WRITTEN TASK -
Scan the lines below for "should"; report the number of lines that contain it, and only that.

PROVIDED RECORDS -

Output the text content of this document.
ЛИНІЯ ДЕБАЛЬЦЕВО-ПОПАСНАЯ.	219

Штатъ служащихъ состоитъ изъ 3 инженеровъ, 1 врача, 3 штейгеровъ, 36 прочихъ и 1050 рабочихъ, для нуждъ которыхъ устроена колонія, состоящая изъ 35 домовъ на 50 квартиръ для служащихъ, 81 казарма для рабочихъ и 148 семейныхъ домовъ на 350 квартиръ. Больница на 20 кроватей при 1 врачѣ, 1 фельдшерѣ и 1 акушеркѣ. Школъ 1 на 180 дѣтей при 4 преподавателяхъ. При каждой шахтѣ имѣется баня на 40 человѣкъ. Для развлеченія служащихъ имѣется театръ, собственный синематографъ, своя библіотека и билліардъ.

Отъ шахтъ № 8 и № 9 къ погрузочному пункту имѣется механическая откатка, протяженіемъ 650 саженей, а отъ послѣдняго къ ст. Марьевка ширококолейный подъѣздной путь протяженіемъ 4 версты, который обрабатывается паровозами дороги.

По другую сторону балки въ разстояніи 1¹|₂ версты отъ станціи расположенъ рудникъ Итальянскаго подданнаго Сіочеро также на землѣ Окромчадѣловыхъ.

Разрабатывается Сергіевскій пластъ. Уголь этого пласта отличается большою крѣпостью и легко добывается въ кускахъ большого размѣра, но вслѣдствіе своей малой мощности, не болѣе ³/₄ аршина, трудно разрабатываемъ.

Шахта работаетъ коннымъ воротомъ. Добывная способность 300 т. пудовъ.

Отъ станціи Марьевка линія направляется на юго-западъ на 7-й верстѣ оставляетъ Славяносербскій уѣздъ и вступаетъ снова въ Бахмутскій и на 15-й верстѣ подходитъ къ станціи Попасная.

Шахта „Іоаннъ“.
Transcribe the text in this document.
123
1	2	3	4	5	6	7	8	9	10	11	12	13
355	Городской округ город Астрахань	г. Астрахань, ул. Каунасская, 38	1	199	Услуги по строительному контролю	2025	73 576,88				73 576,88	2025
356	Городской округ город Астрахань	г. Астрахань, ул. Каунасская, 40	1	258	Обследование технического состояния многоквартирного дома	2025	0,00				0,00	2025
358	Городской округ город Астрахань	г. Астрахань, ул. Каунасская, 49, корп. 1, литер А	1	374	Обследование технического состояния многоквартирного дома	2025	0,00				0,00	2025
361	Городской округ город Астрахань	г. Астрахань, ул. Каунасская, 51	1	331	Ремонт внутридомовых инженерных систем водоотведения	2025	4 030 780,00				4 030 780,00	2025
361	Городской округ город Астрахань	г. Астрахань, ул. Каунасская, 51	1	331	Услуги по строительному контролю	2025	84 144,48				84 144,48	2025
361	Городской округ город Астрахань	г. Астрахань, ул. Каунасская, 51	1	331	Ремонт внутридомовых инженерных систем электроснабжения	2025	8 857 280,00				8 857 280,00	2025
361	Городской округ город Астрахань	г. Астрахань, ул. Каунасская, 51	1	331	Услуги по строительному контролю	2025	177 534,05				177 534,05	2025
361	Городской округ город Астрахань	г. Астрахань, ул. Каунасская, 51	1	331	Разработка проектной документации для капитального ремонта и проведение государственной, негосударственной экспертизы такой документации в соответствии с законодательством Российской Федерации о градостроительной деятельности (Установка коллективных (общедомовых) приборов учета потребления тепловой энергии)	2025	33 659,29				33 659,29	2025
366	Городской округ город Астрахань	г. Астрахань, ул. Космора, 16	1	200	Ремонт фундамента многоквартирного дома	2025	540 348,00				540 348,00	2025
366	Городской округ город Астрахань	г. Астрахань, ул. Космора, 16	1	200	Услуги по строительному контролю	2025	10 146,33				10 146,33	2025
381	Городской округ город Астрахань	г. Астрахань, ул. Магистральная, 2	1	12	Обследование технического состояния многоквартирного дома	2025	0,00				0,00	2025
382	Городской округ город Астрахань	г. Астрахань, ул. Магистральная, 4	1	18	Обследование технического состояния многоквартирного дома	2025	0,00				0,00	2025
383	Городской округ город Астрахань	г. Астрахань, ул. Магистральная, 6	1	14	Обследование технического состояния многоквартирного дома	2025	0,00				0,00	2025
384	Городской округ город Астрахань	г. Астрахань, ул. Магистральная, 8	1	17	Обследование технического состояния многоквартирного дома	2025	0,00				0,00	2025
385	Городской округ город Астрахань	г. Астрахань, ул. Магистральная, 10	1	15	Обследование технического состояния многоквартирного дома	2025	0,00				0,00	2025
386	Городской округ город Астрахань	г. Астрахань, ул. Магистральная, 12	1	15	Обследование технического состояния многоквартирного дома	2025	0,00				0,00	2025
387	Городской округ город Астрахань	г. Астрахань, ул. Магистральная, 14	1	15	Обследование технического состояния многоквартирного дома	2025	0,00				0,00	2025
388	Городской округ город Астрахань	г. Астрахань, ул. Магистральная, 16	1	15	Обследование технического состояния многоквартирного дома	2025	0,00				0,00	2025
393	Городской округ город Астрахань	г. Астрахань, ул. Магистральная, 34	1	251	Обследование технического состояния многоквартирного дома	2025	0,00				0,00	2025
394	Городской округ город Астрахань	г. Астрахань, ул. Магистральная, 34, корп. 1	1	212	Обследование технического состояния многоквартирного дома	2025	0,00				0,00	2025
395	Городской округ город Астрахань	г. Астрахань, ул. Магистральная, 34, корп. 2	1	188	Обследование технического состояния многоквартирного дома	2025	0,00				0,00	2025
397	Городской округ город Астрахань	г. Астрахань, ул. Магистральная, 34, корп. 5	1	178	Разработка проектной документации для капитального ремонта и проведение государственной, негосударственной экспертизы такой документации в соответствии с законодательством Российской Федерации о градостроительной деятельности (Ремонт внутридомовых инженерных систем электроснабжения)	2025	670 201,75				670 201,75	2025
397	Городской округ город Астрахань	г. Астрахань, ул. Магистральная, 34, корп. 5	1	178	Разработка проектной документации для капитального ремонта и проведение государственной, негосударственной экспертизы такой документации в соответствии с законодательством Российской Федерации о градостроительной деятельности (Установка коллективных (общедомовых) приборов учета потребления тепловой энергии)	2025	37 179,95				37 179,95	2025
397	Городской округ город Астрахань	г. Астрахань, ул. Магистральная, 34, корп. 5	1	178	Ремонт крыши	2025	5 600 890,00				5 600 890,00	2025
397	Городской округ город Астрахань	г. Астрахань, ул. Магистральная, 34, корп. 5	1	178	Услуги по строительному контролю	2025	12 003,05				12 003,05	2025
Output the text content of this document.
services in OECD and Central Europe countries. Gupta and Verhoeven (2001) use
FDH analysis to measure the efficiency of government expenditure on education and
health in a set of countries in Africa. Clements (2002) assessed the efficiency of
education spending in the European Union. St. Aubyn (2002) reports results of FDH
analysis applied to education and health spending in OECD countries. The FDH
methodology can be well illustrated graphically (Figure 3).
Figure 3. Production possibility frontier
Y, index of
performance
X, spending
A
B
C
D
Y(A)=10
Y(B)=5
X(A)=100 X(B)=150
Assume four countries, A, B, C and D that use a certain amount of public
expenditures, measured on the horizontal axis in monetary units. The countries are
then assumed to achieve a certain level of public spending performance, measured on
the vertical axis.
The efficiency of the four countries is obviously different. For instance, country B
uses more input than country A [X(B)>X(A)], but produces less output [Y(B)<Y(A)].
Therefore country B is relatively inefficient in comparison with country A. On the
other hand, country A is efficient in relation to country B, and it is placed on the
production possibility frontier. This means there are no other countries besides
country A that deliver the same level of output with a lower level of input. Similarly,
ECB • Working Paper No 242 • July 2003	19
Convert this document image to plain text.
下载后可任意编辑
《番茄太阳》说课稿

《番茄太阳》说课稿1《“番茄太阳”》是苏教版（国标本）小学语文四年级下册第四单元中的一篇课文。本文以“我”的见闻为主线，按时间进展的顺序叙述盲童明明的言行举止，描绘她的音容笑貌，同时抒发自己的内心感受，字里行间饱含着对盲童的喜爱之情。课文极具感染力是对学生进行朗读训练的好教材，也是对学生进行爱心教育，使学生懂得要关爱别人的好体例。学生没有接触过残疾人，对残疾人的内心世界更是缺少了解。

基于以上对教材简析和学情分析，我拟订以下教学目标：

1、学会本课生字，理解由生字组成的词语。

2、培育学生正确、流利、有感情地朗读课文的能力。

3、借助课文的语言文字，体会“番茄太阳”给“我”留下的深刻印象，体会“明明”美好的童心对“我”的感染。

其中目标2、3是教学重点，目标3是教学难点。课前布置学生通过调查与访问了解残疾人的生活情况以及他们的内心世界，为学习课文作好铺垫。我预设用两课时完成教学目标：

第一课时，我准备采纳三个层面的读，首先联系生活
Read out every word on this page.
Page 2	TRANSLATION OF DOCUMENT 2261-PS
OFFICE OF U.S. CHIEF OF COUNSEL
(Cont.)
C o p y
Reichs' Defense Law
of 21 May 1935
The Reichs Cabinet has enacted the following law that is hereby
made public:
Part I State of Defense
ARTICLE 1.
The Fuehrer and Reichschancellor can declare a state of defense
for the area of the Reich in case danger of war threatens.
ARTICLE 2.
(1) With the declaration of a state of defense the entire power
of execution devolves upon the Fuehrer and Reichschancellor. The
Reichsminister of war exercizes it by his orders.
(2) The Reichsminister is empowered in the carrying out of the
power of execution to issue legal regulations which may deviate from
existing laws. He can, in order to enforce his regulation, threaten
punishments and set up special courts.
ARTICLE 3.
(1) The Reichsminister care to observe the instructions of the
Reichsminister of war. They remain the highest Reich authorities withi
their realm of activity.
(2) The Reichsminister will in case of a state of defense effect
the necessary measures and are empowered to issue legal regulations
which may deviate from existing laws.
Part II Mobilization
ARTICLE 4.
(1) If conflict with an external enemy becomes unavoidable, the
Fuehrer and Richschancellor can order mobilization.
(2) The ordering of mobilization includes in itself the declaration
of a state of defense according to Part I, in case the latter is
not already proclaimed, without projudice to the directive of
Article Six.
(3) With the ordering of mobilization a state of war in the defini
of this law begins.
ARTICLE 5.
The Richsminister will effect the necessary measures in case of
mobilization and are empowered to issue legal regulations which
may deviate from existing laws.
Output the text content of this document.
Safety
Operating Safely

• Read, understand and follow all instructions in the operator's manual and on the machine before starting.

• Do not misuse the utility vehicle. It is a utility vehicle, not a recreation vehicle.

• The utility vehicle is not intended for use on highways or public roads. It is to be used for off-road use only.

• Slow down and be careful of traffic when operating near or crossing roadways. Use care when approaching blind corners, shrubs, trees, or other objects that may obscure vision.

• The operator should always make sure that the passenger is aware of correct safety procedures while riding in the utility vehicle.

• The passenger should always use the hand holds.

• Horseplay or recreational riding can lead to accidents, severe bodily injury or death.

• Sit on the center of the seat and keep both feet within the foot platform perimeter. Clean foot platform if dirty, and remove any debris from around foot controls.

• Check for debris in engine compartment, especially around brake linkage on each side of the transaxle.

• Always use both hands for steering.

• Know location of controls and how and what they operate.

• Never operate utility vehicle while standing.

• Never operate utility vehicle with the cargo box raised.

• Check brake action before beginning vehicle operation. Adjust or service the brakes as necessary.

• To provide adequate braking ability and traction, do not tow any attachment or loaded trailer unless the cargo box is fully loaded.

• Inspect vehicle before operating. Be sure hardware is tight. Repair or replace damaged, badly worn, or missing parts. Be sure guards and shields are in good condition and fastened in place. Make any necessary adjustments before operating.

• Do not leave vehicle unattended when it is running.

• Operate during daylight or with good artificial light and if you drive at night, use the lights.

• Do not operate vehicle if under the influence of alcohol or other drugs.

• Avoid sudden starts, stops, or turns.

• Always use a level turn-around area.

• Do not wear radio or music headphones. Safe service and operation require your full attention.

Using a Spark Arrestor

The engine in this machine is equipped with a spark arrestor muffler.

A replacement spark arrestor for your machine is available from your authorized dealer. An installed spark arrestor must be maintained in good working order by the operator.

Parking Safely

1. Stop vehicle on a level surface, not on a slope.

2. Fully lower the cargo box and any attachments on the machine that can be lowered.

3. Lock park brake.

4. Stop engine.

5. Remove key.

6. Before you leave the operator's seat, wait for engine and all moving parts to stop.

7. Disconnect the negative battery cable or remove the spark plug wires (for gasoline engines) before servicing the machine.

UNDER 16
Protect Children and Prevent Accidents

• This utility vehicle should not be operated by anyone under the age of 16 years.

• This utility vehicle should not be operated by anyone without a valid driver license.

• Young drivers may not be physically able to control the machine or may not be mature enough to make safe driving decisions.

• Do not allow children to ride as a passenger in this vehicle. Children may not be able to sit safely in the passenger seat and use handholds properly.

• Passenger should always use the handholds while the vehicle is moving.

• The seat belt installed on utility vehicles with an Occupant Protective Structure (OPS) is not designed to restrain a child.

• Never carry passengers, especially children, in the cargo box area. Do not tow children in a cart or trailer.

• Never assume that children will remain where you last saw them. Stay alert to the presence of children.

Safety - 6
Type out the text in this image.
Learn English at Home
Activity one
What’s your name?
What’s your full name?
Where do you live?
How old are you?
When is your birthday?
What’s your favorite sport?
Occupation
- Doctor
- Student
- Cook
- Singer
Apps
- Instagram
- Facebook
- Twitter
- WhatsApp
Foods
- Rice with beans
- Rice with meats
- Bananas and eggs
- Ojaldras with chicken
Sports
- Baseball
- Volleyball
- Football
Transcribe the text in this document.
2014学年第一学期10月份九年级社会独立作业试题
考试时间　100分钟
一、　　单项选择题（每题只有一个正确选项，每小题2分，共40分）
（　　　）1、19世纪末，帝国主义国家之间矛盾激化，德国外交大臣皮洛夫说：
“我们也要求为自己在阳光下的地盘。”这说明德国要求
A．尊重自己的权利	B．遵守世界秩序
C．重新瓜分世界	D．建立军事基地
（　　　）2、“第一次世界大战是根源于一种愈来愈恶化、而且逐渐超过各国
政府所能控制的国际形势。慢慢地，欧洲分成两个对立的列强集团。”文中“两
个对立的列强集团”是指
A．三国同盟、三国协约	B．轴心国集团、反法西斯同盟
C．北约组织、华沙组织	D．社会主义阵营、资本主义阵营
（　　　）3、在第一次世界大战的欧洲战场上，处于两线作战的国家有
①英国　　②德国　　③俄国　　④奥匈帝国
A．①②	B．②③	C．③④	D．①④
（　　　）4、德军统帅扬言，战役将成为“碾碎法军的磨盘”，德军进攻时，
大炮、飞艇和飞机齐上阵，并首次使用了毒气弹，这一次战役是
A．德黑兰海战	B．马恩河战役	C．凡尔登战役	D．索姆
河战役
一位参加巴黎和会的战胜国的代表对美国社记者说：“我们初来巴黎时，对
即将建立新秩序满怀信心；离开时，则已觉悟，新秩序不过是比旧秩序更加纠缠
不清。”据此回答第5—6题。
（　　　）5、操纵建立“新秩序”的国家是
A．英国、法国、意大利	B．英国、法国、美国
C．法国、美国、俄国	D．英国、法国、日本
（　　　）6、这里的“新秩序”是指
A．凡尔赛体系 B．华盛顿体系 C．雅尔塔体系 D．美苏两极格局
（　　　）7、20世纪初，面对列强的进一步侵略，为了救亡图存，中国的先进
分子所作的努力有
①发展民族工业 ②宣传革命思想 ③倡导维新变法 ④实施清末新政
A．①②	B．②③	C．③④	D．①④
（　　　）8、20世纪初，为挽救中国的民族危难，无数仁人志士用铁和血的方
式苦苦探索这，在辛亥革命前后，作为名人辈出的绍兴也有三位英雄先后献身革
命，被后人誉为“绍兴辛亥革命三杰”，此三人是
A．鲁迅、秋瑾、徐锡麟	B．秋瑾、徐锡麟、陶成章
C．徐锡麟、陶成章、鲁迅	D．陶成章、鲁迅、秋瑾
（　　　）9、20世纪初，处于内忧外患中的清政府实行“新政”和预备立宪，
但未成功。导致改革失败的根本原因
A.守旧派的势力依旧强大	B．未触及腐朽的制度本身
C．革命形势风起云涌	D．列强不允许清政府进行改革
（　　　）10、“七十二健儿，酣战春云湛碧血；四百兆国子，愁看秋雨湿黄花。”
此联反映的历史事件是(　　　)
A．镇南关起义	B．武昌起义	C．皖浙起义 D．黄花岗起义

OUTPUT -
5